## [WHAT NEEDS TO BE DONE]
Lines that contain the string "subtitle" are to be copied; leave out all others.

## [RECORD SET]

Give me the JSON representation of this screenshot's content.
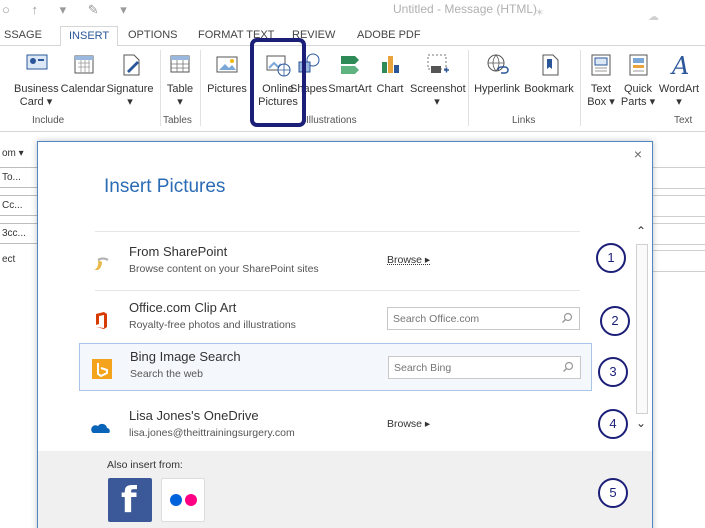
{
  "window": {
    "title": "Untitled - Message (HTML)"
  },
  "tabs": [
    {
      "label": "SSAGE"
    },
    {
      "label": "INSERT"
    },
    {
      "label": "OPTIONS"
    },
    {
      "label": "FORMAT TEXT"
    },
    {
      "label": "REVIEW"
    },
    {
      "label": "ADOBE PDF"
    }
  ],
  "ribbon": {
    "buttons": [
      {
        "label": "Business Card",
        "arrow": "▾"
      },
      {
        "label": "Calendar"
      },
      {
        "label": "Signature",
        "arrow": "▾"
      },
      {
        "label": "Table",
        "arrow": "▾"
      },
      {
        "label": "Pictures"
      },
      {
        "label": "Online Pictures"
      },
      {
        "label": "Shapes"
      },
      {
        "label": "SmartArt"
      },
      {
        "label": "Chart"
      },
      {
        "label": "Screenshot",
        "arrow": "▾"
      },
      {
        "label": "Hyperlink"
      },
      {
        "label": "Bookmark"
      },
      {
        "label": "Text Box",
        "arrow": "▾"
      },
      {
        "label": "Quick Parts",
        "arrow": "▾"
      },
      {
        "label": "WordArt",
        "arrow": "▾"
      }
    ],
    "groups": [
      "Include",
      "Tables",
      "Illustrations",
      "Links",
      "Text"
    ]
  },
  "form": {
    "rows": [
      "om ▾",
      "To...",
      "Cc...",
      "3cc...",
      "ect"
    ]
  },
  "dialog": {
    "title": "Insert Pictures",
    "close": "×",
    "rows": [
      {
        "title": "From SharePoint",
        "subtitle": "Browse content on your SharePoint sites",
        "action": "Browse ▸"
      },
      {
        "title": "Office.com Clip Art",
        "subtitle": "Royalty-free photos and illustrations",
        "placeholder": "Search Office.com"
      },
      {
        "title": "Bing Image Search",
        "subtitle": "Search the web",
        "placeholder": "Search Bing"
      },
      {
        "title": "Lisa Jones's OneDrive",
        "subtitle": "lisa.jones@theittrainingsurgery.com",
        "action": "Browse ▸"
      }
    ],
    "also_label": "Also insert from:",
    "also_icons": [
      "facebook-icon",
      "flickr-icon"
    ]
  },
  "callouts": [
    "1",
    "2",
    "3",
    "4",
    "5"
  ],
  "colors": {
    "accent": "#2b579a",
    "callout": "#1b1f77",
    "facebook": "#3b5998",
    "flickr_blue": "#0063dc",
    "flickr_pink": "#ff0084",
    "office": "#d83b01",
    "bing": "#f4a31c",
    "onedrive": "#0a64b8"
  }
}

## [FINAL RESULT]
        "subtitle": "Browse content on your SharePoint sites",
        "subtitle": "Royalty-free photos and illustrations",
        "subtitle": "Search the web",
        "subtitle": "lisa.jones@theittrainingsurgery.com",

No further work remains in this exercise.